### Job
Output every entry exactly as written, but omit the pictures.

### Saved entries
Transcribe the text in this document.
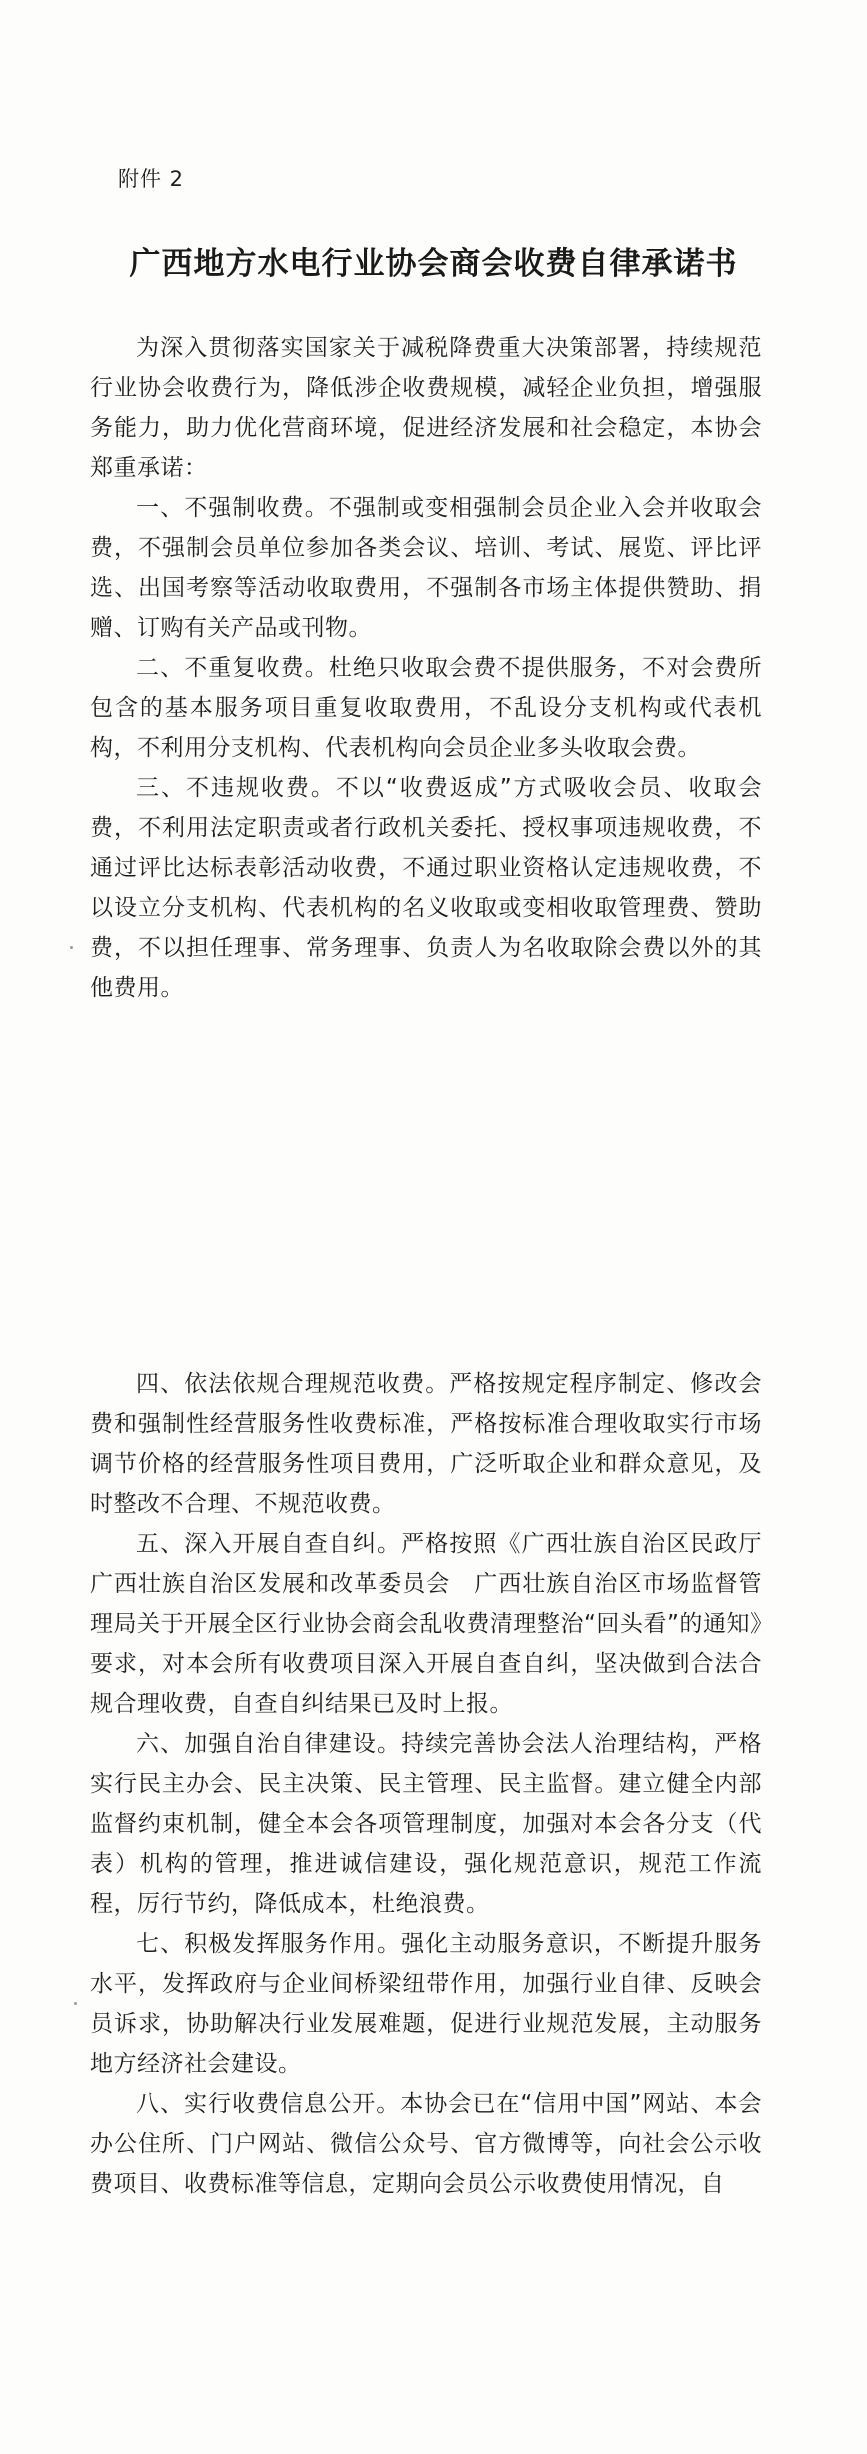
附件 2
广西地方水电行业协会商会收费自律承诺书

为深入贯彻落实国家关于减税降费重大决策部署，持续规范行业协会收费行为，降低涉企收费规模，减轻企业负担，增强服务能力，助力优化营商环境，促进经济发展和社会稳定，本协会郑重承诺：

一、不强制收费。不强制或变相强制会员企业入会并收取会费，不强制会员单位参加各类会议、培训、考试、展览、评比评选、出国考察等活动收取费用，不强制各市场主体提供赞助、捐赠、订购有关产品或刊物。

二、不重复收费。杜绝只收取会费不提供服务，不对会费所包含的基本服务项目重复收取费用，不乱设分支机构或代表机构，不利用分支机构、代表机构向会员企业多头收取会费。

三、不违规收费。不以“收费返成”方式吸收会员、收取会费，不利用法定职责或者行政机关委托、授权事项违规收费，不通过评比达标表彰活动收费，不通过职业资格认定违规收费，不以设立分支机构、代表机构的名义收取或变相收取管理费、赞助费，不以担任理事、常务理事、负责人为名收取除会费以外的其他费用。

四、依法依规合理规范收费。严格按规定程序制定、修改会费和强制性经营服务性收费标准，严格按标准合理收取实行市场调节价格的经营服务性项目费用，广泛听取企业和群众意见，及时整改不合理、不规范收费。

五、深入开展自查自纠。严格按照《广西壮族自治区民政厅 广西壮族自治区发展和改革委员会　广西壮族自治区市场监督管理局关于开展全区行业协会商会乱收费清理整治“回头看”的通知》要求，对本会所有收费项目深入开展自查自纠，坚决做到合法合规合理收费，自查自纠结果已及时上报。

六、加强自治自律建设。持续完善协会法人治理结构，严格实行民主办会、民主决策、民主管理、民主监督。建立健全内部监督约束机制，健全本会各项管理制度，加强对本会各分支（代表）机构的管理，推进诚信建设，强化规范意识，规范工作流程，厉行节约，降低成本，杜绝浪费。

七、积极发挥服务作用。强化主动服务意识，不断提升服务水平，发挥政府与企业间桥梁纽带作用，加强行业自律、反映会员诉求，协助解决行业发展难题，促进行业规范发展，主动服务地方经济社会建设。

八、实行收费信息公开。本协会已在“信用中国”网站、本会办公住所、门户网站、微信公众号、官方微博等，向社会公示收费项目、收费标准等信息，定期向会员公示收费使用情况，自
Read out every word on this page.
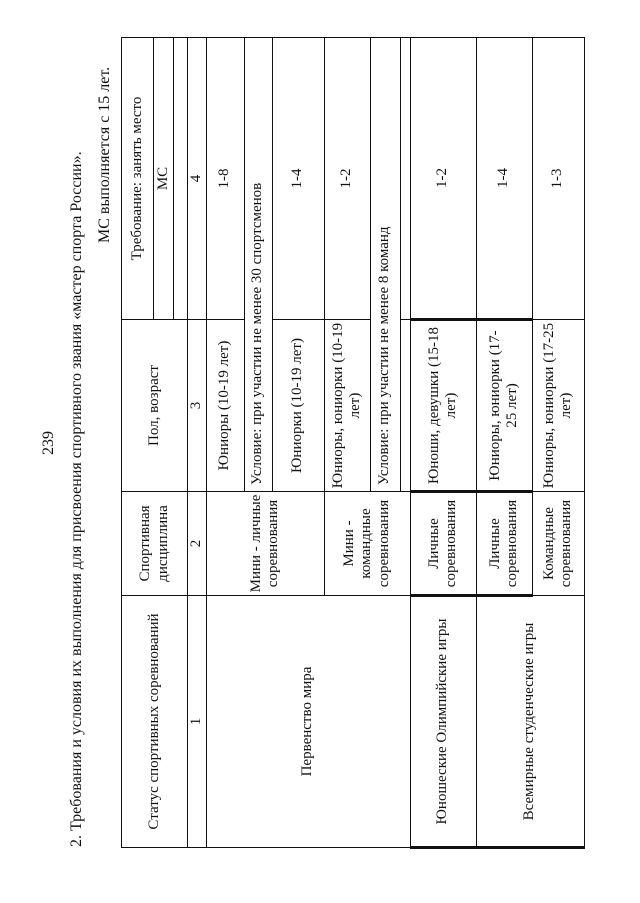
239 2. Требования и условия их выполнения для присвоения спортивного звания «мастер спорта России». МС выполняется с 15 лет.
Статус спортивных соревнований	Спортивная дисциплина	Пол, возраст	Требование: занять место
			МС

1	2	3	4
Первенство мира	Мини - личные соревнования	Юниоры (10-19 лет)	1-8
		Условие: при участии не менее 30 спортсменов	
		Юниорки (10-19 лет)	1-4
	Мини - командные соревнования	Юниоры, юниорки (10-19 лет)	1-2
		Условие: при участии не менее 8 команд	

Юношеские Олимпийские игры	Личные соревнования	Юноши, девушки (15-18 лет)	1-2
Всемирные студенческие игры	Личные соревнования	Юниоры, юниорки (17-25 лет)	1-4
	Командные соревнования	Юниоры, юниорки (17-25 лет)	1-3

### The response
Transcribe the text in this document.
附件 2
广西地方水电行业协会商会收费自律承诺书

为深入贯彻落实国家关于减税降费重大决策部署，持续规范行业协会收费行为，降低涉企收费规模，减轻企业负担，增强服务能力，助力优化营商环境，促进经济发展和社会稳定，本协会郑重承诺：

一、不强制收费。不强制或变相强制会员企业入会并收取会费，不强制会员单位参加各类会议、培训、考试、展览、评比评选、出国考察等活动收取费用，不强制各市场主体提供赞助、捐赠、订购有关产品或刊物。

二、不重复收费。杜绝只收取会费不提供服务，不对会费所包含的基本服务项目重复收取费用，不乱设分支机构或代表机构，不利用分支机构、代表机构向会员企业多头收取会费。

三、不违规收费。不以“收费返成”方式吸收会员、收取会费，不利用法定职责或者行政机关委托、授权事项违规收费，不通过评比达标表彰活动收费，不通过职业资格认定违规收费，不以设立分支机构、代表机构的名义收取或变相收取管理费、赞助费，不以担任理事、常务理事、负责人为名收取除会费以外的其他费用。

四、依法依规合理规范收费。严格按规定程序制定、修改会费和强制性经营服务性收费标准，严格按标准合理收取实行市场调节价格的经营服务性项目费用，广泛听取企业和群众意见，及时整改不合理、不规范收费。

五、深入开展自查自纠。严格按照《广西壮族自治区民政厅 广西壮族自治区发展和改革委员会　广西壮族自治区市场监督管理局关于开展全区行业协会商会乱收费清理整治“回头看”的通知》要求，对本会所有收费项目深入开展自查自纠，坚决做到合法合规合理收费，自查自纠结果已及时上报。

六、加强自治自律建设。持续完善协会法人治理结构，严格实行民主办会、民主决策、民主管理、民主监督。建立健全内部监督约束机制，健全本会各项管理制度，加强对本会各分支（代表）机构的管理，推进诚信建设，强化规范意识，规范工作流程，厉行节约，降低成本，杜绝浪费。

七、积极发挥服务作用。强化主动服务意识，不断提升服务水平，发挥政府与企业间桥梁纽带作用，加强行业自律、反映会员诉求，协助解决行业发展难题，促进行业规范发展，主动服务地方经济社会建设。

八、实行收费信息公开。本协会已在“信用中国”网站、本会办公住所、门户网站、微信公众号、官方微博等，向社会公示收费项目、收费标准等信息，定期向会员公示收费使用情况，自
Read out every word on this page.
239 2. Требования и условия их выполнения для присвоения спортивного звания «мастер спорта России». МС выполняется с 15 лет.
Статус спортивных соревнований	Спортивная дисциплина	Пол, возраст	Требование: занять место
			МС

1	2	3	4
Первенство мира	Мини - личные соревнования	Юниоры (10-19 лет)	1-8
		Условие: при участии не менее 30 спортсменов	
		Юниорки (10-19 лет)	1-4
	Мини - командные соревнования	Юниоры, юниорки (10-19 лет)	1-2
		Условие: при участии не менее 8 команд	

Юношеские Олимпийские игры	Личные соревнования	Юноши, девушки (15-18 лет)	1-2
Всемирные студенческие игры	Личные соревнования	Юниоры, юниорки (17-25 лет)	1-4
	Командные соревнования	Юниоры, юниорки (17-25 лет)	1-3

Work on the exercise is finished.